* start *
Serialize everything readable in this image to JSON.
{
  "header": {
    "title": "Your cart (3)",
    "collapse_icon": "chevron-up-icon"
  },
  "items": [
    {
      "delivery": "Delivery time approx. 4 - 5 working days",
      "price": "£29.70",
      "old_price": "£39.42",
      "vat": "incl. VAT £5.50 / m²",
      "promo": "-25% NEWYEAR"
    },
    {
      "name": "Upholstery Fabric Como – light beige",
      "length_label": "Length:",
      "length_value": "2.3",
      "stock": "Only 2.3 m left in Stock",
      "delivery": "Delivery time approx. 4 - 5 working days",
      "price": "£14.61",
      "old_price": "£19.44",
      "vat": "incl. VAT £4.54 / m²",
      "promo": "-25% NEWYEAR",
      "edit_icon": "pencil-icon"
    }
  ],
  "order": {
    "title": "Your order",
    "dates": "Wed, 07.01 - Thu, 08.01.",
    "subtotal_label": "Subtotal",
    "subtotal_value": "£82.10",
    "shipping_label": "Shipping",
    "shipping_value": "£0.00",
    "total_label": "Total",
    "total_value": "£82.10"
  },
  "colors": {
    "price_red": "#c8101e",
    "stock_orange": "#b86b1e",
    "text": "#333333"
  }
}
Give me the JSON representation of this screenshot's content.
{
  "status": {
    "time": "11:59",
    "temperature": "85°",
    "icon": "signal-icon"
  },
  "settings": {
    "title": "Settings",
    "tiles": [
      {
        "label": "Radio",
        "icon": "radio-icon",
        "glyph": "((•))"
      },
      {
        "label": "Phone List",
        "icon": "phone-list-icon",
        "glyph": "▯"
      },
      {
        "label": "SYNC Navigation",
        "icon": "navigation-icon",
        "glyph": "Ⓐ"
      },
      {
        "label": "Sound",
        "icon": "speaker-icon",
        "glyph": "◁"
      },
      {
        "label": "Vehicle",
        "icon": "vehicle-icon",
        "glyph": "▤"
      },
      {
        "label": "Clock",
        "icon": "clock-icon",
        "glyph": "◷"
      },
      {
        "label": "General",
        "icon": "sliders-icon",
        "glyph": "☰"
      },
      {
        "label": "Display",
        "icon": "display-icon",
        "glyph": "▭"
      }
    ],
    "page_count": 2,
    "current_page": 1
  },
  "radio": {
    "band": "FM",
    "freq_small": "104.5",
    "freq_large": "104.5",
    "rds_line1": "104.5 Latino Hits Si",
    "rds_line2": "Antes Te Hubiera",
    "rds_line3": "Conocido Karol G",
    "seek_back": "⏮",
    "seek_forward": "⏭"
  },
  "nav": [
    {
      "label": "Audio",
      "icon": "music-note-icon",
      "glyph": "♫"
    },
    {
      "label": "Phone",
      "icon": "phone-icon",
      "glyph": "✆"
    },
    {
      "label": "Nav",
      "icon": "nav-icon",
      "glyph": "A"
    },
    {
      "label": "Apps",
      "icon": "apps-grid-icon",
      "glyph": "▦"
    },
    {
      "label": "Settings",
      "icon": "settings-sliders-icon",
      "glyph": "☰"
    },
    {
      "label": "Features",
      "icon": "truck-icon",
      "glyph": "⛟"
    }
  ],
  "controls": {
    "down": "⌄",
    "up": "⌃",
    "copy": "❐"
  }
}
* end *
* [WHAT YOU SHOULD DO]
Extract all of the data above without altering anything.

* [SOLVED PROBLEM]
Serialize everything readable in this image to JSON.
{
  "header": {
    "title": "Your cart (3)",
    "collapse_icon": "chevron-up-icon"
  },
  "items": [
    {
      "delivery": "Delivery time approx. 4 - 5 working days",
      "price": "£29.70",
      "old_price": "£39.42",
      "vat": "incl. VAT £5.50 / m²",
      "promo": "-25% NEWYEAR"
    },
    {
      "name": "Upholstery Fabric Como – light beige",
      "length_label": "Length:",
      "length_value": "2.3",
      "stock": "Only 2.3 m left in Stock",
      "delivery": "Delivery time approx. 4 - 5 working days",
      "price": "£14.61",
      "old_price": "£19.44",
      "vat": "incl. VAT £4.54 / m²",
      "promo": "-25% NEWYEAR",
      "edit_icon": "pencil-icon"
    }
  ],
  "order": {
    "title": "Your order",
    "dates": "Wed, 07.01 - Thu, 08.01.",
    "subtotal_label": "Subtotal",
    "subtotal_value": "£82.10",
    "shipping_label": "Shipping",
    "shipping_value": "£0.00",
    "total_label": "Total",
    "total_value": "£82.10"
  },
  "colors": {
    "price_red": "#c8101e",
    "stock_orange": "#b86b1e",
    "text": "#333333"
  }
}
Give me the JSON representation of this screenshot's content.
{
  "status": {
    "time": "11:59",
    "temperature": "85°",
    "icon": "signal-icon"
  },
  "settings": {
    "title": "Settings",
    "tiles": [
      {
        "label": "Radio",
        "icon": "radio-icon",
        "glyph": "((•))"
      },
      {
        "label": "Phone List",
        "icon": "phone-list-icon",
        "glyph": "▯"
      },
      {
        "label": "SYNC Navigation",
        "icon": "navigation-icon",
        "glyph": "Ⓐ"
      },
      {
        "label": "Sound",
        "icon": "speaker-icon",
        "glyph": "◁"
      },
      {
        "label": "Vehicle",
        "icon": "vehicle-icon",
        "glyph": "▤"
      },
      {
        "label": "Clock",
        "icon": "clock-icon",
        "glyph": "◷"
      },
      {
        "label": "General",
        "icon": "sliders-icon",
        "glyph": "☰"
      },
      {
        "label": "Display",
        "icon": "display-icon",
        "glyph": "▭"
      }
    ],
    "page_count": 2,
    "current_page": 1
  },
  "radio": {
    "band": "FM",
    "freq_small": "104.5",
    "freq_large": "104.5",
    "rds_line1": "104.5 Latino Hits Si",
    "rds_line2": "Antes Te Hubiera",
    "rds_line3": "Conocido Karol G",
    "seek_back": "⏮",
    "seek_forward": "⏭"
  },
  "nav": [
    {
      "label": "Audio",
      "icon": "music-note-icon",
      "glyph": "♫"
    },
    {
      "label": "Phone",
      "icon": "phone-icon",
      "glyph": "✆"
    },
    {
      "label": "Nav",
      "icon": "nav-icon",
      "glyph": "A"
    },
    {
      "label": "Apps",
      "icon": "apps-grid-icon",
      "glyph": "▦"
    },
    {
      "label": "Settings",
      "icon": "settings-sliders-icon",
      "glyph": "☰"
    },
    {
      "label": "Features",
      "icon": "truck-icon",
      "glyph": "⛟"
    }
  ],
  "controls": {
    "down": "⌄",
    "up": "⌃",
    "copy": "❐"
  }
}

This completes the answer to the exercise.